- TASKS AND EXERCISES -
1. Reproduce the passage of the n-queens text between "The eight queens" and "as n grows.", inclusive, with no changes.
2. Carry on the n-queens text from the point where it stops.

- EXCERPTED TEXT -
#####
Solving the n-queens problem

Image credit: Queen pieces from Cburnett under CC 3.0

The “eight queens puzzle” is a well-known problem, in which the goal is to calculate how many different ways 8 queens can be placed on an 8 x 8 chessboard, such that none of them are threatening each other (meaning — none of them occupy the same row, column, or diagonal, such that one could capture another in one move).

The eight queens problem is an example of the more general “n-queens problem” — the problem of finding the number of valid solutions for placing n queens on an n x n sized board. Note that the n represents the same number in both cases — the number of queens must be the same as the number of rows/columns on the board.

It’s an interesting problem, in that the results do not scale entirely predictably with the size of n. For n=5, there are 10 possible solutions. For n=6, there are only 4. For n=7, we can find up to 40 possible solutions! This makes it much more interesting than the equivalent problem with rooks, in which the number of solutions can be easily calculated as n!, and therefore increase quite predictably as n grows.


The Brute Force Method

One way to solve this would be a “brute force” calculation of every board position. We could start on the top-left corner (a8, I believe, in chess-people parlance), and place a queen there. Our goal, then, would be to exhaust every possible state of the board that involves the first queen in that top-left corner before moving on. We would therefore find the first possible place to put the second queen. Continuing to place queens, we would test every possible state of the board in which the second queen is in that position (and the first queen in the top-left corner), before moving the second queen to the next possible position. Once we have tested every possible combination for every possible placement of the second queen, we could finally be confident that we have tried every combination that involves the first queen in her top-left-corner spot. We could then move the first queen to the second spot on the board and, in the same manner, test every possible combination that involves her in that new spot. We would keep a running tally of every time we found a valid solution during this process, and at the end we would know how many possible states of the board represent a possible solution.
#####
- RECORDS -
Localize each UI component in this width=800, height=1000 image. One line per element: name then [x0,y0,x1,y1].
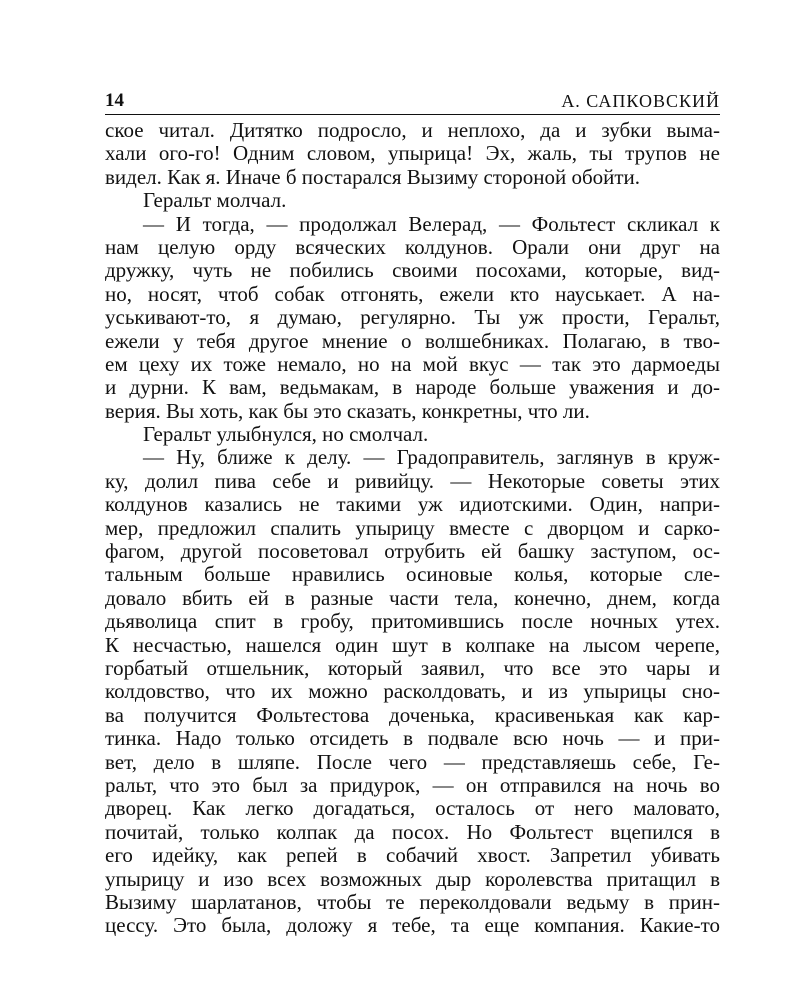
#####
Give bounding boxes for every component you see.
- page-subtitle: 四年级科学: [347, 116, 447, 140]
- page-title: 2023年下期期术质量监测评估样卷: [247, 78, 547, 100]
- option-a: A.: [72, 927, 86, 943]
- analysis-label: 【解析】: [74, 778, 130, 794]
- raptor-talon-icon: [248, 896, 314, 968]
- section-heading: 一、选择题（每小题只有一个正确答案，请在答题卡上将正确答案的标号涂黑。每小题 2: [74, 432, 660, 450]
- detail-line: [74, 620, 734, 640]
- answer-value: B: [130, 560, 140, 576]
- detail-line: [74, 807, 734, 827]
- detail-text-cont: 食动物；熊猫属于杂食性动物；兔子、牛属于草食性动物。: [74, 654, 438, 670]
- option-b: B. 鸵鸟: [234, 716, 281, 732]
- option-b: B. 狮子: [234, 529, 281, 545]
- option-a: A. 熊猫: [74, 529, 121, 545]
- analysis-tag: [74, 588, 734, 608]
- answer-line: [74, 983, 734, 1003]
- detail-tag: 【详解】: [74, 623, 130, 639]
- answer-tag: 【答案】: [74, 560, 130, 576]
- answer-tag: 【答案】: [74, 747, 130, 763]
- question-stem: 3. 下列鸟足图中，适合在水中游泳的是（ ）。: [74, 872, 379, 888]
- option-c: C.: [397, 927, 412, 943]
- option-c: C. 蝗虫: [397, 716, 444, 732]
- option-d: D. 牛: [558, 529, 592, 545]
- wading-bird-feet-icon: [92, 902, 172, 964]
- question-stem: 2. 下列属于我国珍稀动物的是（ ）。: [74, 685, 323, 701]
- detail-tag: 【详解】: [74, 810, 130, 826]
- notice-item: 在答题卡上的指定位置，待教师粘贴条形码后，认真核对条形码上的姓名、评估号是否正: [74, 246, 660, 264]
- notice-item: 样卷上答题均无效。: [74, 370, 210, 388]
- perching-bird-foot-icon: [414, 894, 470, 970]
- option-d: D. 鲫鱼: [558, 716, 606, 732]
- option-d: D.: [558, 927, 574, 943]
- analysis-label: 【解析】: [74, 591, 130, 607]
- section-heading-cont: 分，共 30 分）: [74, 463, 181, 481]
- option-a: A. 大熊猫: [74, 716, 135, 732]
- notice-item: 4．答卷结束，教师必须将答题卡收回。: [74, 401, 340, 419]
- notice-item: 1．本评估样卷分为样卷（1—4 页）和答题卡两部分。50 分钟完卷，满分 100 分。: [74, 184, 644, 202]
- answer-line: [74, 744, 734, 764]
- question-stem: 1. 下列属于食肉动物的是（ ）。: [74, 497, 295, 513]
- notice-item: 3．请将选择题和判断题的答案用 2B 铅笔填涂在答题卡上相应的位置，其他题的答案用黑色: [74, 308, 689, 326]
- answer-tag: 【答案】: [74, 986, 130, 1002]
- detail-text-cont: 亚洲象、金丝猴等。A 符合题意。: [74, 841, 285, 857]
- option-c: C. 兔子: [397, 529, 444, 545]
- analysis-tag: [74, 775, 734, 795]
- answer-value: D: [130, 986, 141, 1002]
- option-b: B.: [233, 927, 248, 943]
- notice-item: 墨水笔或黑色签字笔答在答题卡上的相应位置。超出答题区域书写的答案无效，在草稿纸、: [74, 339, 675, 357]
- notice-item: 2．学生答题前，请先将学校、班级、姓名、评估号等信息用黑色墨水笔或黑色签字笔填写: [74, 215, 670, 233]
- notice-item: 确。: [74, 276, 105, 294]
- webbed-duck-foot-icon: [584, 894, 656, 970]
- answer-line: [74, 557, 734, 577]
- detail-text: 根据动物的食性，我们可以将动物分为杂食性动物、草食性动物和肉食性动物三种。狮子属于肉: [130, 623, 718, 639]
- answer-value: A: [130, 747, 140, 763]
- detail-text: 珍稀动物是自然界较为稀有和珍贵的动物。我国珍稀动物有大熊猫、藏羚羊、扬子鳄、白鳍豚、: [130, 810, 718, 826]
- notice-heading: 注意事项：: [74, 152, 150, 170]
#####
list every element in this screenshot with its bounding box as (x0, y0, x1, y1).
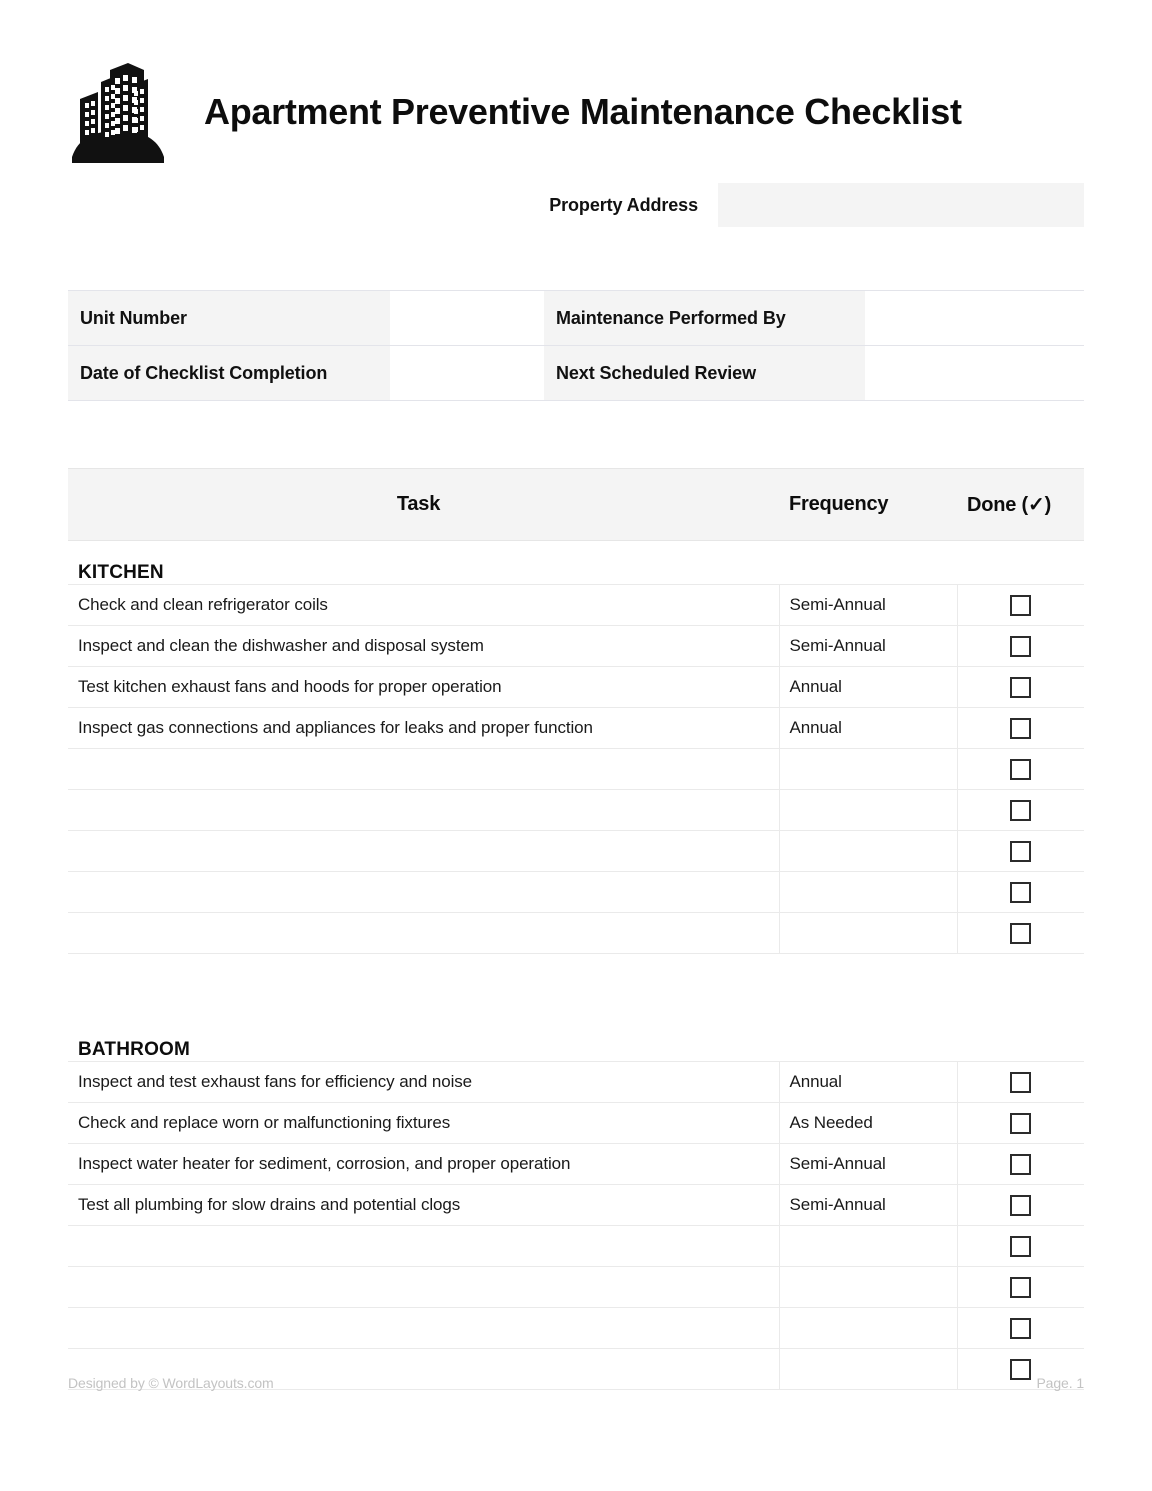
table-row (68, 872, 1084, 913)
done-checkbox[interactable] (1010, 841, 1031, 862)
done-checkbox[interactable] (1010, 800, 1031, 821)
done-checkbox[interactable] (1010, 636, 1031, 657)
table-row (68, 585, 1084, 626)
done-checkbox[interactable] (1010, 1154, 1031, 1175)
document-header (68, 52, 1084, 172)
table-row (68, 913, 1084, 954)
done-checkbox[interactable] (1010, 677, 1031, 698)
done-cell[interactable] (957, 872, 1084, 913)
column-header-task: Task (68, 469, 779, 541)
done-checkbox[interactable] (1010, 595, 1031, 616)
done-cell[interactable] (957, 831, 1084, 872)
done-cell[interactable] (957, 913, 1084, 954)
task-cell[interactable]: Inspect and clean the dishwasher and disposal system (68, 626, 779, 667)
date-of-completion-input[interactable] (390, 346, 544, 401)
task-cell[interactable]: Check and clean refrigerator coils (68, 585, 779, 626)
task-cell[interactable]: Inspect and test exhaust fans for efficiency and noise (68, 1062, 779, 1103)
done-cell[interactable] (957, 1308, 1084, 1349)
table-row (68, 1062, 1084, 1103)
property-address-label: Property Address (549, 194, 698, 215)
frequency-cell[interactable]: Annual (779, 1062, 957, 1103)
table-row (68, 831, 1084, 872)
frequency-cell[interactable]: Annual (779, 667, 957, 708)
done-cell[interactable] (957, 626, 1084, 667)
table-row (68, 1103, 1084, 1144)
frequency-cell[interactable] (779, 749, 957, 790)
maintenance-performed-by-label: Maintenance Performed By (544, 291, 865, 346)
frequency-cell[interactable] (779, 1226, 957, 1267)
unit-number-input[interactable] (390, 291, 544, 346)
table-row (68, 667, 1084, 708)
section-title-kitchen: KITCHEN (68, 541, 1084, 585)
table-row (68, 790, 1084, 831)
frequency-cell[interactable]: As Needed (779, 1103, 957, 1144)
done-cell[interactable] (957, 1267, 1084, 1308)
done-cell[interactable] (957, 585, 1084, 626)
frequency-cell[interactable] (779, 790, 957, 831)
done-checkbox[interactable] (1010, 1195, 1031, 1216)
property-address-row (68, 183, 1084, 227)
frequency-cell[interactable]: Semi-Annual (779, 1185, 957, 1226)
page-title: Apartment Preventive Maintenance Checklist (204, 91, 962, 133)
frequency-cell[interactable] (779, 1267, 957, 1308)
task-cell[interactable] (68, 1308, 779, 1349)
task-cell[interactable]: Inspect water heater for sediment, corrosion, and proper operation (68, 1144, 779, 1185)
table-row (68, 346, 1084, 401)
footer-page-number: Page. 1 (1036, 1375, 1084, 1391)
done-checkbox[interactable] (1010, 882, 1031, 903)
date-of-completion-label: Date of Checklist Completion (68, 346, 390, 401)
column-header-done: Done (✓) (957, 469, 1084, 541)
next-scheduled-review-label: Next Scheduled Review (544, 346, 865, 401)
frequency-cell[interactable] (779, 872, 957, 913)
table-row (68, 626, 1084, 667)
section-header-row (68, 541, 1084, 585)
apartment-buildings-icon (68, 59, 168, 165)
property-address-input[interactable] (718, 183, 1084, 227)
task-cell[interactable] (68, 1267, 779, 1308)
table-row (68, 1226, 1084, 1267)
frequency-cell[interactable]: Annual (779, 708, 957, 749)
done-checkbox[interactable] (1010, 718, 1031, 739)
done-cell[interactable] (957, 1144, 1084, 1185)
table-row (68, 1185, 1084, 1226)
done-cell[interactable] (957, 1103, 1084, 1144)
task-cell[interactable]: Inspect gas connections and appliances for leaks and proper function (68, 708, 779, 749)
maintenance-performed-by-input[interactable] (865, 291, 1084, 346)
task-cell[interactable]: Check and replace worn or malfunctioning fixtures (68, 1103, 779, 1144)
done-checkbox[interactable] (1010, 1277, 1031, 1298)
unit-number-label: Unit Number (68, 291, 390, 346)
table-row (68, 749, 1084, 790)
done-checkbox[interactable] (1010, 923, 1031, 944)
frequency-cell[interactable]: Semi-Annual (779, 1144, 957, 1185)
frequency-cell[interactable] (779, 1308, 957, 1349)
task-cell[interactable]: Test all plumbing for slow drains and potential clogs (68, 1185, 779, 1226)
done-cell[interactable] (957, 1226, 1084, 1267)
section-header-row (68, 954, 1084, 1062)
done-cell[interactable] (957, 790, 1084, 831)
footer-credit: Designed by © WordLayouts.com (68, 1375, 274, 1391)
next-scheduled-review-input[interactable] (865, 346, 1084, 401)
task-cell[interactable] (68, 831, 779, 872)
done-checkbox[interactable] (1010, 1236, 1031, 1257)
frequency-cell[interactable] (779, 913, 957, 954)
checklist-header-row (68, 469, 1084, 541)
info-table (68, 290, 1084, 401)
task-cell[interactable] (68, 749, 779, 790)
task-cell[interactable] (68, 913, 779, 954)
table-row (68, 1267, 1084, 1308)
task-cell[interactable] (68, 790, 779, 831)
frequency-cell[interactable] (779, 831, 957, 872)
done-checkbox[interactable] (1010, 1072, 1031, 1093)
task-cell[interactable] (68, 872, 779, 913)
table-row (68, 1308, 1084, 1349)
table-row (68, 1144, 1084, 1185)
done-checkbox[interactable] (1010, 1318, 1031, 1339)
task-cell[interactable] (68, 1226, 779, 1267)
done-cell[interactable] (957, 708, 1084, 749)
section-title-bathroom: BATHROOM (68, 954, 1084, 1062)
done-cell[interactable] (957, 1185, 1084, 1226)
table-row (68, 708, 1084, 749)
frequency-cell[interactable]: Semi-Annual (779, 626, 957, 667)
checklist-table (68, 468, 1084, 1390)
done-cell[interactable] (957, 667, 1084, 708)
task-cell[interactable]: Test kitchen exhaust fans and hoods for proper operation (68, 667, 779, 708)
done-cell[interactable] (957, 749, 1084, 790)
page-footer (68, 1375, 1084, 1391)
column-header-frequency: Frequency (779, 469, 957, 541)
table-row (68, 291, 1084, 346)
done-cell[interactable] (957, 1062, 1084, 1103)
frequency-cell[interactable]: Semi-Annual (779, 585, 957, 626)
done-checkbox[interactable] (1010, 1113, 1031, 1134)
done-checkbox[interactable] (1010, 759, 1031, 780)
#####
- SOLVED PROBLEMS -
1.
The eight queens problem is an example of the more general “n-queens problem” — the problem of finding the number of valid solutions for placing n queens on an n x n sized board. Note that the n represents the same number in both cases — the number of queens must be the same as the number of rows/columns on the board.

It’s an interesting problem, in that the results do not scale entirely predictably with the size of n. For n=5, there are 10 possible solutions. For n=6, there are only 4. For n=7, we can find up to 40 possible solutions! This makes it much more interesting than the equivalent problem with rooks, in which the number of solutions can be easily calculated as n!, and therefore increase quite predictably as n grows.

2.
This strategy for brute-force problem solving has a recursive “backtrack” feature that is worth noting and remembering. First, we scan the board for the first valid placement of a piece. Then we place the piece, and recursively call the same operation on the new state of the board. Once that recursive call has returned and found any valid solutions, we remove the piece we just placed, and find the second valid placement for it. This pattern of making a move, having a recursive call, and then reversing the move, is a strategy that can be used to solve a variety of problems, and is one way to solve the coin problem.

It should not surprise you that this could take a very long time for large values of n. Depending on the how it was implemented, we might be testing up to (n * n)^n combinations. But there is an even worse problem with this approach — if implemented as stated above, it will produce duplicate solutions. If there were to be a particular solution that involved queen 1 (Q1) in spot a8 and queen 2 (Q2) in spot b6, we would later stumble across an equivalent solution that involved Q2 in a8 and Q1 in b6. Put another way, we would be testing for permutations, instead of unique combinations. We would therefore have to keep a record of which solutions we had found so far, so we could discard any that were duplicates.

We could save ourselves a lot of trouble if, instead, we simply had an algorithm that would not produce duplicate solutions in the first place. Actually, if we had that, we wouldn’t even need to keep track of what the solutions were, we could simply count them up as we came across them, and safely forget the particulars of what each one was.

Indeed, this can be achieved by a slight tweak in the above algorithm. If we mandate that the second queen be placed somewhere after the first (meaning either in a lower row than the first or in the same row but in a column further to the right), and that the third queen be placed somewhere after the second, we can guarantee that we will not produce identical combinations. This will also save our algorithm a good deal of time.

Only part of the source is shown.